- What to work on: Return the complete listing that follows, with each line reproduced exactly.

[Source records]
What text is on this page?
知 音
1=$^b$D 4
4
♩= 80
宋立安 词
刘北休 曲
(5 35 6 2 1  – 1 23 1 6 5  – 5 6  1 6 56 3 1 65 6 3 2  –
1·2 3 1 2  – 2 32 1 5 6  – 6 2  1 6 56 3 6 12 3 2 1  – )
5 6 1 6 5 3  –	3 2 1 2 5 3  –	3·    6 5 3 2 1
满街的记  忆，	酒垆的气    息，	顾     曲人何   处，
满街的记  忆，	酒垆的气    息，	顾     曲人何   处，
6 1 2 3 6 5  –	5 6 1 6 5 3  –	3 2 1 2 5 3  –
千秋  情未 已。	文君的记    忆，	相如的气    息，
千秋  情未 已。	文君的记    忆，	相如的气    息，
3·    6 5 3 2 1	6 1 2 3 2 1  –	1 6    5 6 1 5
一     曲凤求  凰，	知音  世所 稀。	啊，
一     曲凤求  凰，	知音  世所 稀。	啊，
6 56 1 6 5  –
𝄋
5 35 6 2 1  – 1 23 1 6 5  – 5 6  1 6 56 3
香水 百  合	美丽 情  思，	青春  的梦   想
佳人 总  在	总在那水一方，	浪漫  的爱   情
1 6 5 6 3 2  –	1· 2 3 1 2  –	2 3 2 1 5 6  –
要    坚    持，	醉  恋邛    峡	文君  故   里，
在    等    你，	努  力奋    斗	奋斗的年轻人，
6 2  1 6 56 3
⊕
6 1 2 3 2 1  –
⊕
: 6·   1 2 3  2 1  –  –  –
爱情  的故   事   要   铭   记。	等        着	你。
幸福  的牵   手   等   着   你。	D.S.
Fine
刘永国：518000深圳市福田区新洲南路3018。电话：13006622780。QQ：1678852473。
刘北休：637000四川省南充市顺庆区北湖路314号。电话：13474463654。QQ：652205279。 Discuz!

- Finished task:
What text is on this page?
知 音
1=$^b$D 4
4
♩= 80
宋立安 词
刘北休 曲
(5 35 6 2 1  – 1 23 1 6 5  – 5 6  1 6 56 3 1 65 6 3 2  –
1·2 3 1 2  – 2 32 1 5 6  – 6 2  1 6 56 3 6 12 3 2 1  – )
5 6 1 6 5 3  –	3 2 1 2 5 3  –	3·    6 5 3 2 1
满街的记  忆，	酒垆的气    息，	顾     曲人何   处，
满街的记  忆，	酒垆的气    息，	顾     曲人何   处，
6 1 2 3 6 5  –	5 6 1 6 5 3  –	3 2 1 2 5 3  –
千秋  情未 已。	文君的记    忆，	相如的气    息，
千秋  情未 已。	文君的记    忆，	相如的气    息，
3·    6 5 3 2 1	6 1 2 3 2 1  –	1 6    5 6 1 5
一     曲凤求  凰，	知音  世所 稀。	啊，
一     曲凤求  凰，	知音  世所 稀。	啊，
6 56 1 6 5  –
𝄋
5 35 6 2 1  – 1 23 1 6 5  – 5 6  1 6 56 3
香水 百  合	美丽 情  思，	青春  的梦   想
佳人 总  在	总在那水一方，	浪漫  的爱   情
1 6 5 6 3 2  –	1· 2 3 1 2  –	2 3 2 1 5 6  –
要    坚    持，	醉  恋邛    峡	文君  故   里，
在    等    你，	努  力奋    斗	奋斗的年轻人，
6 2  1 6 56 3
⊕
6 1 2 3 2 1  –
⊕
: 6·   1 2 3  2 1  –  –  –
爱情  的故   事   要   铭   记。	等        着	你。
幸福  的牵   手   等   着   你。	D.S.
Fine
刘永国：518000深圳市福田区新洲南路3018。电话：13006622780。QQ：1678852473。
刘北休：637000四川省南充市顺庆区北湖路314号。电话：13474463654。QQ：652205279。 Discuz!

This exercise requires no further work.